Stated exercise> Transcribe the entries that follow exactly as they appear, minus pictures.

Saved entries>
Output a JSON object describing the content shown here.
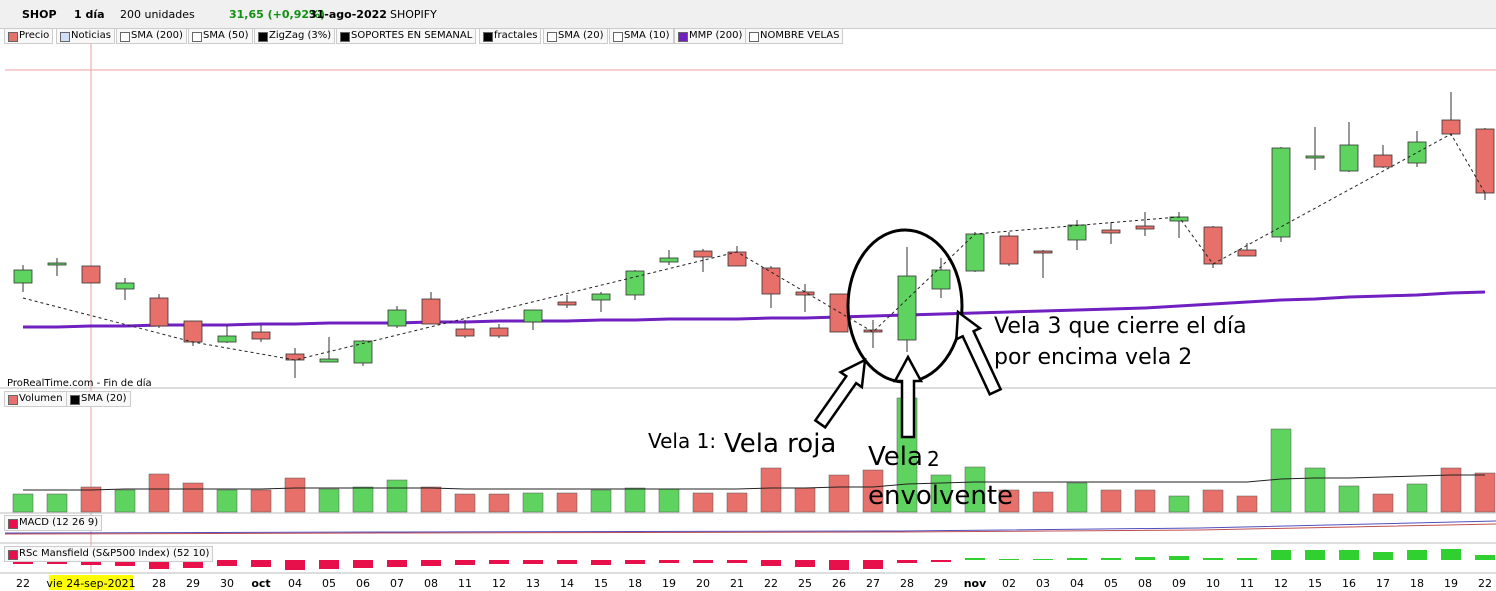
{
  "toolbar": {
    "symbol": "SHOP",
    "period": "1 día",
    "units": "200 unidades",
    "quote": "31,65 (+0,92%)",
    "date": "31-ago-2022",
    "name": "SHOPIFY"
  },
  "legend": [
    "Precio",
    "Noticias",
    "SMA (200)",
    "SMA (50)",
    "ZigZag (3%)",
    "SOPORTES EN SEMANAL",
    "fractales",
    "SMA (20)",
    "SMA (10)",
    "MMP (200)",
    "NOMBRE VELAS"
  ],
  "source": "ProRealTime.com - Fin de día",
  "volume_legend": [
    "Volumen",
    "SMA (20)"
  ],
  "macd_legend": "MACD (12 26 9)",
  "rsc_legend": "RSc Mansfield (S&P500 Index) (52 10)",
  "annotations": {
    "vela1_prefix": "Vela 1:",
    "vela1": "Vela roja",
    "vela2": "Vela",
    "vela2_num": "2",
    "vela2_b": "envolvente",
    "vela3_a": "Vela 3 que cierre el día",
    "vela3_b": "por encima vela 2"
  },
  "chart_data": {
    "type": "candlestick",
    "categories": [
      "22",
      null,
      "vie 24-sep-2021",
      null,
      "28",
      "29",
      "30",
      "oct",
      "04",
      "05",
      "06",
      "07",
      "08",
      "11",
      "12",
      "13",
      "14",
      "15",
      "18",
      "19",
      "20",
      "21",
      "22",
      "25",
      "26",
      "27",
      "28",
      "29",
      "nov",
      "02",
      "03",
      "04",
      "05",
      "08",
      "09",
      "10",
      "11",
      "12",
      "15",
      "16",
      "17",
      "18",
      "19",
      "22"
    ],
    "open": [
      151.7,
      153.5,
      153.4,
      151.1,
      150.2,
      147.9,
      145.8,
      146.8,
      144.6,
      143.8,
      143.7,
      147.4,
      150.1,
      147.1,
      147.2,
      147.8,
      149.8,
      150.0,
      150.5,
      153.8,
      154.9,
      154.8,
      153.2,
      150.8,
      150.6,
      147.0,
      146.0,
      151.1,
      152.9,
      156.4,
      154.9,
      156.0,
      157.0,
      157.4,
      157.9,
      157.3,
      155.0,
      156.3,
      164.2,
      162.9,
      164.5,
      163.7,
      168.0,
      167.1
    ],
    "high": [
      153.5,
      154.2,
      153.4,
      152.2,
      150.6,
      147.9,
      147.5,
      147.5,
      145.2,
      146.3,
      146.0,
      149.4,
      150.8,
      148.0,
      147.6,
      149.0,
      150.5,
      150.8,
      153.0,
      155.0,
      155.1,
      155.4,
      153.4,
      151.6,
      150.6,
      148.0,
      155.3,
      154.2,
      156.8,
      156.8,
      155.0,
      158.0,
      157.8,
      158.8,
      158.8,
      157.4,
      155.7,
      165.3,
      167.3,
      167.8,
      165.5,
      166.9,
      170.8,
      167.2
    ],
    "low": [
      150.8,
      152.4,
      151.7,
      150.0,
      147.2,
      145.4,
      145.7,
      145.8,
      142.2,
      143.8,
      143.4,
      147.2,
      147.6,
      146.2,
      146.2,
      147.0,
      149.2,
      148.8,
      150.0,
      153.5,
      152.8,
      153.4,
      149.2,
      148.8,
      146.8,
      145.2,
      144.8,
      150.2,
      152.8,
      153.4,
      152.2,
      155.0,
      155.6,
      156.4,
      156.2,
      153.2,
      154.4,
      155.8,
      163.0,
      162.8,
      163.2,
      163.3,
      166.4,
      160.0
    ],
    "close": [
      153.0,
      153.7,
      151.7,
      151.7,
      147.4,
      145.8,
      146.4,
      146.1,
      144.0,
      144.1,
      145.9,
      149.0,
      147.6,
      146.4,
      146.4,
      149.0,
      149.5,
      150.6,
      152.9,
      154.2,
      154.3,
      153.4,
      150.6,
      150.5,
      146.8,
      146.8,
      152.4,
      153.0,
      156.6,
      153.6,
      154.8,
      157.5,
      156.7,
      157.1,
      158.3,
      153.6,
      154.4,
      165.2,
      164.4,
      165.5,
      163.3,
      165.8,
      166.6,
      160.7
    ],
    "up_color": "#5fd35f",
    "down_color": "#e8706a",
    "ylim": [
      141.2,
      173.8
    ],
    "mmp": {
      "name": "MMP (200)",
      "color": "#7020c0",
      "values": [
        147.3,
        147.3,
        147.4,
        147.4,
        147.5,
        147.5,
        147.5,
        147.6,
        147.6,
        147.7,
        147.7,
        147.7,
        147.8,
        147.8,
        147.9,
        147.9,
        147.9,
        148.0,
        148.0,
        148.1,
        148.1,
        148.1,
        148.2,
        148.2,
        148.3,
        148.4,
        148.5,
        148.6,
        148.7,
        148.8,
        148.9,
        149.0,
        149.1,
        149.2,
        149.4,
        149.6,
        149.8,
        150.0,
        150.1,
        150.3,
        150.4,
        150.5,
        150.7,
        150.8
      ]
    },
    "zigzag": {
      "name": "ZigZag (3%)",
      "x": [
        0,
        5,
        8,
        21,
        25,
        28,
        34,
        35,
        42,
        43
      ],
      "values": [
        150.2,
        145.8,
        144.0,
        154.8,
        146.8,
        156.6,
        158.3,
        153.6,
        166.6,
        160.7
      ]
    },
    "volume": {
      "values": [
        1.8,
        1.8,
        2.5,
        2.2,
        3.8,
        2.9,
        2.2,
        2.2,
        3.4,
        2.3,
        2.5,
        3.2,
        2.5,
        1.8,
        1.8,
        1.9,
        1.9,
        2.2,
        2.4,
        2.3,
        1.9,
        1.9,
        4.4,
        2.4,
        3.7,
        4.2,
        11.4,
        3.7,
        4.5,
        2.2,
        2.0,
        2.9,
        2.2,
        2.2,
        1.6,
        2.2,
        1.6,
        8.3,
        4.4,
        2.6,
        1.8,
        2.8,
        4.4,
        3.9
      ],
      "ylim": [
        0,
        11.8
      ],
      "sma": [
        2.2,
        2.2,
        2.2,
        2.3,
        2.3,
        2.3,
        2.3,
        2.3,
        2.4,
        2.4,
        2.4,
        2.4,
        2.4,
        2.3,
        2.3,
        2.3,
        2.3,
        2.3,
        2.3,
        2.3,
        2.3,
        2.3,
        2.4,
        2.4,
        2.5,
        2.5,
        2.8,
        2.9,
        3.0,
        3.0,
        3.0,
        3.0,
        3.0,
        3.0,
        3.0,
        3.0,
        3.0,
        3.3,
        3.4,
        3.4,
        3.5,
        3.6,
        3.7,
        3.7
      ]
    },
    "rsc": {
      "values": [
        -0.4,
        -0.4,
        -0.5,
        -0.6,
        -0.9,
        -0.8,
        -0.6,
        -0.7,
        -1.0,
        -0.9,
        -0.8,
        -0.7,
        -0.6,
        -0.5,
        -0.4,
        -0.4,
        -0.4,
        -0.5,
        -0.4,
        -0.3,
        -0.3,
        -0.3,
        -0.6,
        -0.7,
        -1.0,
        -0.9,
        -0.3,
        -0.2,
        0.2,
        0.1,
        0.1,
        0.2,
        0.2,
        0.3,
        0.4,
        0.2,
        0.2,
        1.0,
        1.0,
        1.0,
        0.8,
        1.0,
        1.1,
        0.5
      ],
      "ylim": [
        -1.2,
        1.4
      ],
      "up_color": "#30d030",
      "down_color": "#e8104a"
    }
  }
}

Result>
Output a JSON object describing the content shown here.
{
  "toolbar": {
    "symbol": "SHOP",
    "period": "1 día",
    "units": "200 unidades",
    "quote": "31,65 (+0,92%)",
    "date": "31-ago-2022",
    "name": "SHOPIFY"
  },
  "legend": [
    "Precio",
    "Noticias",
    "SMA (200)",
    "SMA (50)",
    "ZigZag (3%)",
    "SOPORTES EN SEMANAL",
    "fractales",
    "SMA (20)",
    "SMA (10)",
    "MMP (200)",
    "NOMBRE VELAS"
  ],
  "source": "ProRealTime.com - Fin de día",
  "volume_legend": [
    "Volumen",
    "SMA (20)"
  ],
  "macd_legend": "MACD (12 26 9)",
  "rsc_legend": "RSc Mansfield (S&P500 Index) (52 10)",
  "annotations": {
    "vela1_prefix": "Vela 1:",
    "vela1": "Vela roja",
    "vela2": "Vela",
    "vela2_num": "2",
    "vela2_b": "envolvente",
    "vela3_a": "Vela 3 que cierre el día",
    "vela3_b": "por encima vela 2"
  },
  "chart_data": {
    "type": "candlestick",
    "categories": [
      "22",
      null,
      "vie 24-sep-2021",
      null,
      "28",
      "29",
      "30",
      "oct",
      "04",
      "05",
      "06",
      "07",
      "08",
      "11",
      "12",
      "13",
      "14",
      "15",
      "18",
      "19",
      "20",
      "21",
      "22",
      "25",
      "26",
      "27",
      "28",
      "29",
      "nov",
      "02",
      "03",
      "04",
      "05",
      "08",
      "09",
      "10",
      "11",
      "12",
      "15",
      "16",
      "17",
      "18",
      "19",
      "22"
    ],
    "open": [
      151.7,
      153.5,
      153.4,
      151.1,
      150.2,
      147.9,
      145.8,
      146.8,
      144.6,
      143.8,
      143.7,
      147.4,
      150.1,
      147.1,
      147.2,
      147.8,
      149.8,
      150.0,
      150.5,
      153.8,
      154.9,
      154.8,
      153.2,
      150.8,
      150.6,
      147.0,
      146.0,
      151.1,
      152.9,
      156.4,
      154.9,
      156.0,
      157.0,
      157.4,
      157.9,
      157.3,
      155.0,
      156.3,
      164.2,
      162.9,
      164.5,
      163.7,
      168.0,
      167.1
    ],
    "high": [
      153.5,
      154.2,
      153.4,
      152.2,
      150.6,
      147.9,
      147.5,
      147.5,
      145.2,
      146.3,
      146.0,
      149.4,
      150.8,
      148.0,
      147.6,
      149.0,
      150.5,
      150.8,
      153.0,
      155.0,
      155.1,
      155.4,
      153.4,
      151.6,
      150.6,
      148.0,
      155.3,
      154.2,
      156.8,
      156.8,
      155.0,
      158.0,
      157.8,
      158.8,
      158.8,
      157.4,
      155.7,
      165.3,
      167.3,
      167.8,
      165.5,
      166.9,
      170.8,
      167.2
    ],
    "low": [
      150.8,
      152.4,
      151.7,
      150.0,
      147.2,
      145.4,
      145.7,
      145.8,
      142.2,
      143.8,
      143.4,
      147.2,
      147.6,
      146.2,
      146.2,
      147.0,
      149.2,
      148.8,
      150.0,
      153.5,
      152.8,
      153.4,
      149.2,
      148.8,
      146.8,
      145.2,
      144.8,
      150.2,
      152.8,
      153.4,
      152.2,
      155.0,
      155.6,
      156.4,
      156.2,
      153.2,
      154.4,
      155.8,
      163.0,
      162.8,
      163.2,
      163.3,
      166.4,
      160.0
    ],
    "close": [
      153.0,
      153.7,
      151.7,
      151.7,
      147.4,
      145.8,
      146.4,
      146.1,
      144.0,
      144.1,
      145.9,
      149.0,
      147.6,
      146.4,
      146.4,
      149.0,
      149.5,
      150.6,
      152.9,
      154.2,
      154.3,
      153.4,
      150.6,
      150.5,
      146.8,
      146.8,
      152.4,
      153.0,
      156.6,
      153.6,
      154.8,
      157.5,
      156.7,
      157.1,
      158.3,
      153.6,
      154.4,
      165.2,
      164.4,
      165.5,
      163.3,
      165.8,
      166.6,
      160.7
    ],
    "up_color": "#5fd35f",
    "down_color": "#e8706a",
    "ylim": [
      141.2,
      173.8
    ],
    "mmp": {
      "name": "MMP (200)",
      "color": "#7020c0",
      "values": [
        147.3,
        147.3,
        147.4,
        147.4,
        147.5,
        147.5,
        147.5,
        147.6,
        147.6,
        147.7,
        147.7,
        147.7,
        147.8,
        147.8,
        147.9,
        147.9,
        147.9,
        148.0,
        148.0,
        148.1,
        148.1,
        148.1,
        148.2,
        148.2,
        148.3,
        148.4,
        148.5,
        148.6,
        148.7,
        148.8,
        148.9,
        149.0,
        149.1,
        149.2,
        149.4,
        149.6,
        149.8,
        150.0,
        150.1,
        150.3,
        150.4,
        150.5,
        150.7,
        150.8
      ]
    },
    "zigzag": {
      "name": "ZigZag (3%)",
      "x": [
        0,
        5,
        8,
        21,
        25,
        28,
        34,
        35,
        42,
        43
      ],
      "values": [
        150.2,
        145.8,
        144.0,
        154.8,
        146.8,
        156.6,
        158.3,
        153.6,
        166.6,
        160.7
      ]
    },
    "volume": {
      "values": [
        1.8,
        1.8,
        2.5,
        2.2,
        3.8,
        2.9,
        2.2,
        2.2,
        3.4,
        2.3,
        2.5,
        3.2,
        2.5,
        1.8,
        1.8,
        1.9,
        1.9,
        2.2,
        2.4,
        2.3,
        1.9,
        1.9,
        4.4,
        2.4,
        3.7,
        4.2,
        11.4,
        3.7,
        4.5,
        2.2,
        2.0,
        2.9,
        2.2,
        2.2,
        1.6,
        2.2,
        1.6,
        8.3,
        4.4,
        2.6,
        1.8,
        2.8,
        4.4,
        3.9
      ],
      "ylim": [
        0,
        11.8
      ],
      "sma": [
        2.2,
        2.2,
        2.2,
        2.3,
        2.3,
        2.3,
        2.3,
        2.3,
        2.4,
        2.4,
        2.4,
        2.4,
        2.4,
        2.3,
        2.3,
        2.3,
        2.3,
        2.3,
        2.3,
        2.3,
        2.3,
        2.3,
        2.4,
        2.4,
        2.5,
        2.5,
        2.8,
        2.9,
        3.0,
        3.0,
        3.0,
        3.0,
        3.0,
        3.0,
        3.0,
        3.0,
        3.0,
        3.3,
        3.4,
        3.4,
        3.5,
        3.6,
        3.7,
        3.7
      ]
    },
    "rsc": {
      "values": [
        -0.4,
        -0.4,
        -0.5,
        -0.6,
        -0.9,
        -0.8,
        -0.6,
        -0.7,
        -1.0,
        -0.9,
        -0.8,
        -0.7,
        -0.6,
        -0.5,
        -0.4,
        -0.4,
        -0.4,
        -0.5,
        -0.4,
        -0.3,
        -0.3,
        -0.3,
        -0.6,
        -0.7,
        -1.0,
        -0.9,
        -0.3,
        -0.2,
        0.2,
        0.1,
        0.1,
        0.2,
        0.2,
        0.3,
        0.4,
        0.2,
        0.2,
        1.0,
        1.0,
        1.0,
        0.8,
        1.0,
        1.1,
        0.5
      ],
      "ylim": [
        -1.2,
        1.4
      ],
      "up_color": "#30d030",
      "down_color": "#e8104a"
    }
  }
}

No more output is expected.